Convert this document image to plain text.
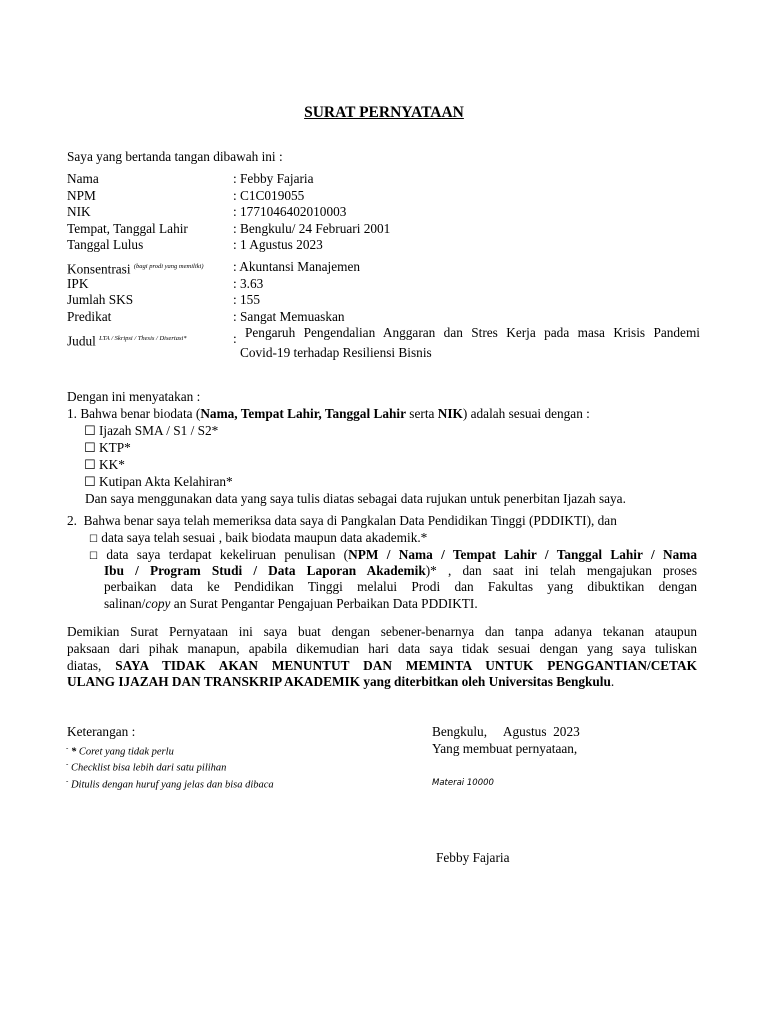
SURAT PERNYATAAN
Saya yang bertanda tangan dibawah ini :
Nama	: Febby Fajaria
NPM	: C1C019055
NIK	: 1771046402010003
Tempat, Tanggal Lahir	: Bengkulu/ 24 Februari 2001
Tanggal Lulus	: 1 Agustus 2023
Konsentrasi $^{(bagi prodi yang memiliki)}$ : Akuntansi Manajemen
IPK	: 3.63
Jumlah SKS	: 155
Predikat	: Sangat Memuaskan
Judul $^{LTA / Skripsi / Thesis / Disertasi*}$	: Pengaruh Pengendalian Anggaran dan Stres Kerja pada masa Krisis Pandemi
Covid-19 terhadap Resiliensi Bisnis
Dengan ini menyatakan :
1. Bahwa benar biodata (Nama, Tempat Lahir, Tanggal Lahir serta NIK) adalah sesuai dengan :
☐ Ijazah SMA / S1 / S2*
☐ KTP*
☐ KK*
☐ Kutipan Akta Kelahiran*
Dan saya menggunakan data yang saya tulis diatas sebagai data rujukan untuk penerbitan Ijazah saya.
2. Bahwa benar saya telah memeriksa data saya di Pangkalan Data Pendidikan Tinggi (PDDIKTI), dan
☐ data saya telah sesuai , baik biodata maupun data akademik.*
☐ data saya terdapat kekeliruan penulisan (NPM / Nama / Tempat Lahir / Tanggal Lahir / Nama
Ibu / Program Studi / Data Laporan Akademik)* , dan saat ini telah mengajukan proses
perbaikan data ke Pendidikan Tinggi melalui Prodi dan Fakultas yang dibuktikan dengan
salinan/copy an Surat Pengantar Pengajuan Perbaikan Data PDDIKTI.
Demikian Surat Pernyataan ini saya buat dengan sebener-benarnya dan tanpa adanya tekanan ataupun
paksaan dari pihak manapun, apabila dikemudian hari data saya tidak sesuai dengan yang saya tuliskan
diatas, SAYA TIDAK AKAN MENUNTUT DAN MEMINTA UNTUK PENGGANTIAN/CETAK
ULANG IJAZAH DAN TRANSKRIP AKADEMIK yang diterbitkan oleh Universitas Bengkulu.
Keterangan :
- * Coret yang tidak perlu
- Checklist bisa lebih dari satu pilihan
- Ditulis dengan huruf yang jelas dan bisa dibaca
Bengkulu,     Agustus  2023
Yang membuat pernyataan,
Materai 10000
Febby Fajaria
===============
--- Description of the task ---
Return each line from the material above exactly, but not the pictures.

--- Complete answer ---
Convert this document image to plain text.
SURAT PERNYATAAN
Saya yang bertanda tangan dibawah ini :
Nama	: Febby Fajaria
NPM	: C1C019055
NIK	: 1771046402010003
Tempat, Tanggal Lahir	: Bengkulu/ 24 Februari 2001
Tanggal Lulus	: 1 Agustus 2023
Konsentrasi $^{(bagi prodi yang memiliki)}$ : Akuntansi Manajemen
IPK	: 3.63
Jumlah SKS	: 155
Predikat	: Sangat Memuaskan
Judul $^{LTA / Skripsi / Thesis / Disertasi*}$	: Pengaruh Pengendalian Anggaran dan Stres Kerja pada masa Krisis Pandemi
Covid-19 terhadap Resiliensi Bisnis
Dengan ini menyatakan :
1. Bahwa benar biodata (Nama, Tempat Lahir, Tanggal Lahir serta NIK) adalah sesuai dengan :
☐ Ijazah SMA / S1 / S2*
☐ KTP*
☐ KK*
☐ Kutipan Akta Kelahiran*
Dan saya menggunakan data yang saya tulis diatas sebagai data rujukan untuk penerbitan Ijazah saya.
2. Bahwa benar saya telah memeriksa data saya di Pangkalan Data Pendidikan Tinggi (PDDIKTI), dan
☐ data saya telah sesuai , baik biodata maupun data akademik.*
☐ data saya terdapat kekeliruan penulisan (NPM / Nama / Tempat Lahir / Tanggal Lahir / Nama
Ibu / Program Studi / Data Laporan Akademik)* , dan saat ini telah mengajukan proses
perbaikan data ke Pendidikan Tinggi melalui Prodi dan Fakultas yang dibuktikan dengan
salinan/copy an Surat Pengantar Pengajuan Perbaikan Data PDDIKTI.
Demikian Surat Pernyataan ini saya buat dengan sebener-benarnya dan tanpa adanya tekanan ataupun
paksaan dari pihak manapun, apabila dikemudian hari data saya tidak sesuai dengan yang saya tuliskan
diatas, SAYA TIDAK AKAN MENUNTUT DAN MEMINTA UNTUK PENGGANTIAN/CETAK
ULANG IJAZAH DAN TRANSKRIP AKADEMIK yang diterbitkan oleh Universitas Bengkulu.
Keterangan :
- * Coret yang tidak perlu
- Checklist bisa lebih dari satu pilihan
- Ditulis dengan huruf yang jelas dan bisa dibaca
Bengkulu,     Agustus  2023
Yang membuat pernyataan,
Materai 10000
Febby Fajaria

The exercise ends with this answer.